Task to carry out: Of all the lines in the data below, how many contain "Carnegie"? Report that number alone.

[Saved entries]
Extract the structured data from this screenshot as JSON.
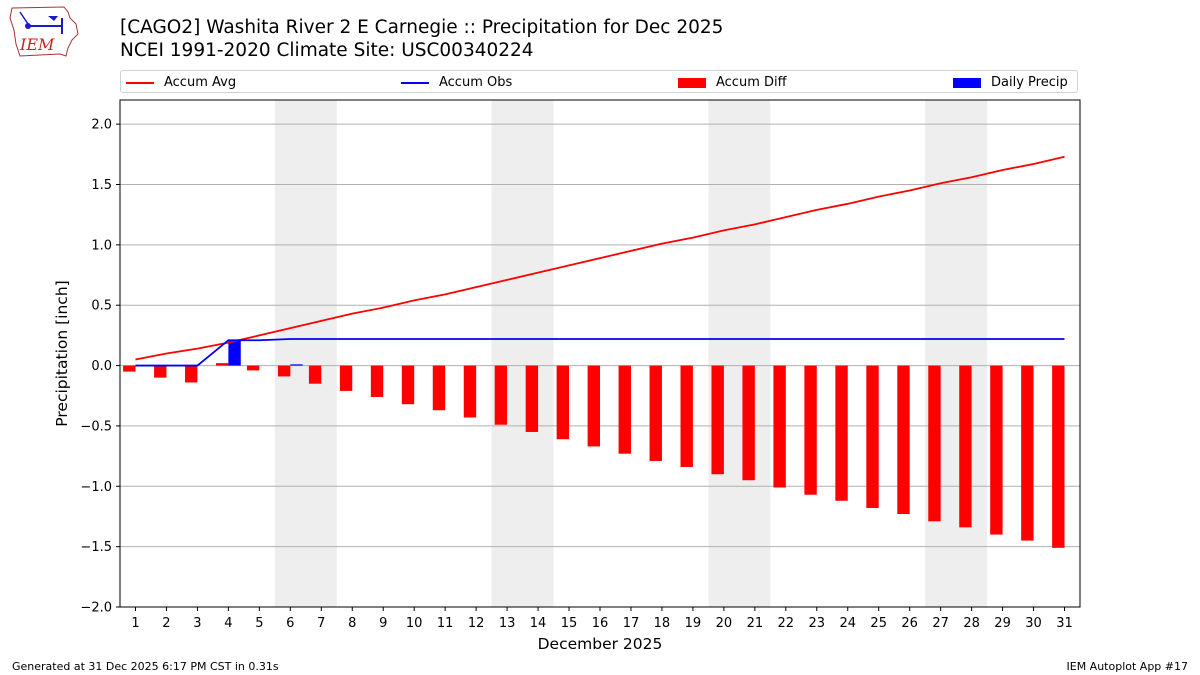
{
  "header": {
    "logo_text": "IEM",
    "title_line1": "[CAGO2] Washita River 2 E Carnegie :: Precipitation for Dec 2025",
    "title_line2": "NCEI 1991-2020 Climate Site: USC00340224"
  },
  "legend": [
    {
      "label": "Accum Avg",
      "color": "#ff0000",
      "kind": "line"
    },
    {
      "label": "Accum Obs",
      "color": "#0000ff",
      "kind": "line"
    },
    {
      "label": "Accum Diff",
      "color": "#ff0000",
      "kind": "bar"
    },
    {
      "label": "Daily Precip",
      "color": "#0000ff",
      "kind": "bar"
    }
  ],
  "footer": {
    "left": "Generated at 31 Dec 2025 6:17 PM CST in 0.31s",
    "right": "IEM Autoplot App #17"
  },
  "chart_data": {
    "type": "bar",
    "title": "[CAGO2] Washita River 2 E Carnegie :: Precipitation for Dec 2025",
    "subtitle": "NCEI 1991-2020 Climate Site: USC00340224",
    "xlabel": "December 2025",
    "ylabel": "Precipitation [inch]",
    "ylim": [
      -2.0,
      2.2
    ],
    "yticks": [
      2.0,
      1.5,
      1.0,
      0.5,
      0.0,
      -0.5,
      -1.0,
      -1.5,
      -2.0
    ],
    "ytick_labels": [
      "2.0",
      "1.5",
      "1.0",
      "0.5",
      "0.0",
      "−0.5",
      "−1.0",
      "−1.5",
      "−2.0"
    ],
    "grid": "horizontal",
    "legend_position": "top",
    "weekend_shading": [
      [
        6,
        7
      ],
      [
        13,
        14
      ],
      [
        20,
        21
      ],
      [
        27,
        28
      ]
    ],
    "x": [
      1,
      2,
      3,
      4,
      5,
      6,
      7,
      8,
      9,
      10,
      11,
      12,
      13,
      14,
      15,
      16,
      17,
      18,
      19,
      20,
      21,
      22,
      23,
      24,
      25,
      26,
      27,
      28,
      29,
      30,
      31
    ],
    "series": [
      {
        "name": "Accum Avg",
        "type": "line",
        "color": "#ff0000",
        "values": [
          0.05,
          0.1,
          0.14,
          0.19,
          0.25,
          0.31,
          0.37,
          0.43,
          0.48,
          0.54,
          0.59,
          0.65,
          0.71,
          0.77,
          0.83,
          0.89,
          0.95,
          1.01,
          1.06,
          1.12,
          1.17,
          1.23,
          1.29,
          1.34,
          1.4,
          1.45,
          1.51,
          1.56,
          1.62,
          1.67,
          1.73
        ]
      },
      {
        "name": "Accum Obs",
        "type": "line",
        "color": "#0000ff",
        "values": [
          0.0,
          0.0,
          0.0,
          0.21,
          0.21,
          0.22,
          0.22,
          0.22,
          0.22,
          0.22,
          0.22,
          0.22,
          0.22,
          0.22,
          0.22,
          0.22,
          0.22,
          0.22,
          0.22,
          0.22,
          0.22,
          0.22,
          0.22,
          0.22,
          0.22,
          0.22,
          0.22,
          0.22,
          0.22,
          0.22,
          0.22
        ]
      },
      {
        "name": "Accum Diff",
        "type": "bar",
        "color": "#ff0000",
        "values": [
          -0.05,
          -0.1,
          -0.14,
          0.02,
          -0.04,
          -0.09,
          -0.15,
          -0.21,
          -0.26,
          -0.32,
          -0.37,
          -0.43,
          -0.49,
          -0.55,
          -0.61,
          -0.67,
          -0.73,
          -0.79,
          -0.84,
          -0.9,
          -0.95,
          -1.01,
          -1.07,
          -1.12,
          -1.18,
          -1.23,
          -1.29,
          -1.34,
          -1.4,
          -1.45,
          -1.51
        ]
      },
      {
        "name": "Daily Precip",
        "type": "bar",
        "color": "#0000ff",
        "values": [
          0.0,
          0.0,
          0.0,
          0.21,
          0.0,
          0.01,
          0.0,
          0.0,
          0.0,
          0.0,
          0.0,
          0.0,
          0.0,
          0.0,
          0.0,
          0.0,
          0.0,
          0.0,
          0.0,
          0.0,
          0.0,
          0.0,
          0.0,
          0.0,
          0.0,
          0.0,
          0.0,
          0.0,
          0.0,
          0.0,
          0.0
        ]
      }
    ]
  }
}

Response to this task: 2